Do this: Please write out the complete listing that follows, exactly as it reads.
### Information given ###
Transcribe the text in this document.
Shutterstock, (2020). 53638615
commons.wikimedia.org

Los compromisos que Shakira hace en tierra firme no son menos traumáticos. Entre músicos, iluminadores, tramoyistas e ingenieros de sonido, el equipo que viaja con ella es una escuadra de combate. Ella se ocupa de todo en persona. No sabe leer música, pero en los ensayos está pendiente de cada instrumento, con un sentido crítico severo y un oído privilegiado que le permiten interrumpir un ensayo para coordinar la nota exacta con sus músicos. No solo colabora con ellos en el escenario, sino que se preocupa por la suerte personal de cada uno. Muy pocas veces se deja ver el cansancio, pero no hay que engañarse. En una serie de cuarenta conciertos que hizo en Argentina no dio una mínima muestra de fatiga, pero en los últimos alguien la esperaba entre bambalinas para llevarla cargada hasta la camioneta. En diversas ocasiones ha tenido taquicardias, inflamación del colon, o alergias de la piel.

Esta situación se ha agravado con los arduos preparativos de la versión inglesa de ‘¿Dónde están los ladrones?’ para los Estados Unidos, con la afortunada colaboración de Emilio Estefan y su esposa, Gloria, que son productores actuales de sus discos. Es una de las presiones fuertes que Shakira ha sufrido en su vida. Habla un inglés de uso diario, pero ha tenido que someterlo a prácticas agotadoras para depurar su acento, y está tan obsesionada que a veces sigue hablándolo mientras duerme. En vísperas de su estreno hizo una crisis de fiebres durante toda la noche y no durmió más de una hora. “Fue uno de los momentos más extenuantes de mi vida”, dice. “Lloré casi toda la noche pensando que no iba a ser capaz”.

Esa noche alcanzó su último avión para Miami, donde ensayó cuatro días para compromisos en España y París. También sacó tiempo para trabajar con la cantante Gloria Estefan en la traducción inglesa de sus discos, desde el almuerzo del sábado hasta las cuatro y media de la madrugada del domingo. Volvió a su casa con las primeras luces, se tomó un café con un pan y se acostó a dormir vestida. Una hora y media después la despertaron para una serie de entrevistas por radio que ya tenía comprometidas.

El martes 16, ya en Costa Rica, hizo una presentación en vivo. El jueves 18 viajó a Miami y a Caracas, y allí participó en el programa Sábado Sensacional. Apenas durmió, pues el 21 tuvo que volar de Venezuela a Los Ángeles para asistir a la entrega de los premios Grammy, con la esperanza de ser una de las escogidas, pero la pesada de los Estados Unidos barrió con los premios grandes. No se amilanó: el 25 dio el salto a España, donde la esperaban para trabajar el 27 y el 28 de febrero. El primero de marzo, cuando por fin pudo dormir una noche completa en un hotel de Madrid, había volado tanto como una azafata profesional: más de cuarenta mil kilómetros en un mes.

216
###
Task solution:
Transcribe the text in this document.
Shutterstock, (2020). 53638615
commons.wikimedia.org

Los compromisos que Shakira hace en tierra firme no son menos traumáticos. Entre músicos, iluminadores, tramoyistas e ingenieros de sonido, el equipo que viaja con ella es una escuadra de combate. Ella se ocupa de todo en persona. No sabe leer música, pero en los ensayos está pendiente de cada instrumento, con un sentido crítico severo y un oído privilegiado que le permiten interrumpir un ensayo para coordinar la nota exacta con sus músicos. No solo colabora con ellos en el escenario, sino que se preocupa por la suerte personal de cada uno. Muy pocas veces se deja ver el cansancio, pero no hay que engañarse. En una serie de cuarenta conciertos que hizo en Argentina no dio una mínima muestra de fatiga, pero en los últimos alguien la esperaba entre bambalinas para llevarla cargada hasta la camioneta. En diversas ocasiones ha tenido taquicardias, inflamación del colon, o alergias de la piel.

Esta situación se ha agravado con los arduos preparativos de la versión inglesa de ‘¿Dónde están los ladrones?’ para los Estados Unidos, con la afortunada colaboración de Emilio Estefan y su esposa, Gloria, que son productores actuales de sus discos. Es una de las presiones fuertes que Shakira ha sufrido en su vida. Habla un inglés de uso diario, pero ha tenido que someterlo a prácticas agotadoras para depurar su acento, y está tan obsesionada que a veces sigue hablándolo mientras duerme. En vísperas de su estreno hizo una crisis de fiebres durante toda la noche y no durmió más de una hora. “Fue uno de los momentos más extenuantes de mi vida”, dice. “Lloré casi toda la noche pensando que no iba a ser capaz”.

Esa noche alcanzó su último avión para Miami, donde ensayó cuatro días para compromisos en España y París. También sacó tiempo para trabajar con la cantante Gloria Estefan en la traducción inglesa de sus discos, desde el almuerzo del sábado hasta las cuatro y media de la madrugada del domingo. Volvió a su casa con las primeras luces, se tomó un café con un pan y se acostó a dormir vestida. Una hora y media después la despertaron para una serie de entrevistas por radio que ya tenía comprometidas.

El martes 16, ya en Costa Rica, hizo una presentación en vivo. El jueves 18 viajó a Miami y a Caracas, y allí participó en el programa Sábado Sensacional. Apenas durmió, pues el 21 tuvo que volar de Venezuela a Los Ángeles para asistir a la entrega de los premios Grammy, con la esperanza de ser una de las escogidas, pero la pesada de los Estados Unidos barrió con los premios grandes. No se amilanó: el 25 dio el salto a España, donde la esperaban para trabajar el 27 y el 28 de febrero. El primero de marzo, cuando por fin pudo dormir una noche completa en un hotel de Madrid, había volado tanto como una azafata profesional: más de cuarenta mil kilómetros en un mes.

216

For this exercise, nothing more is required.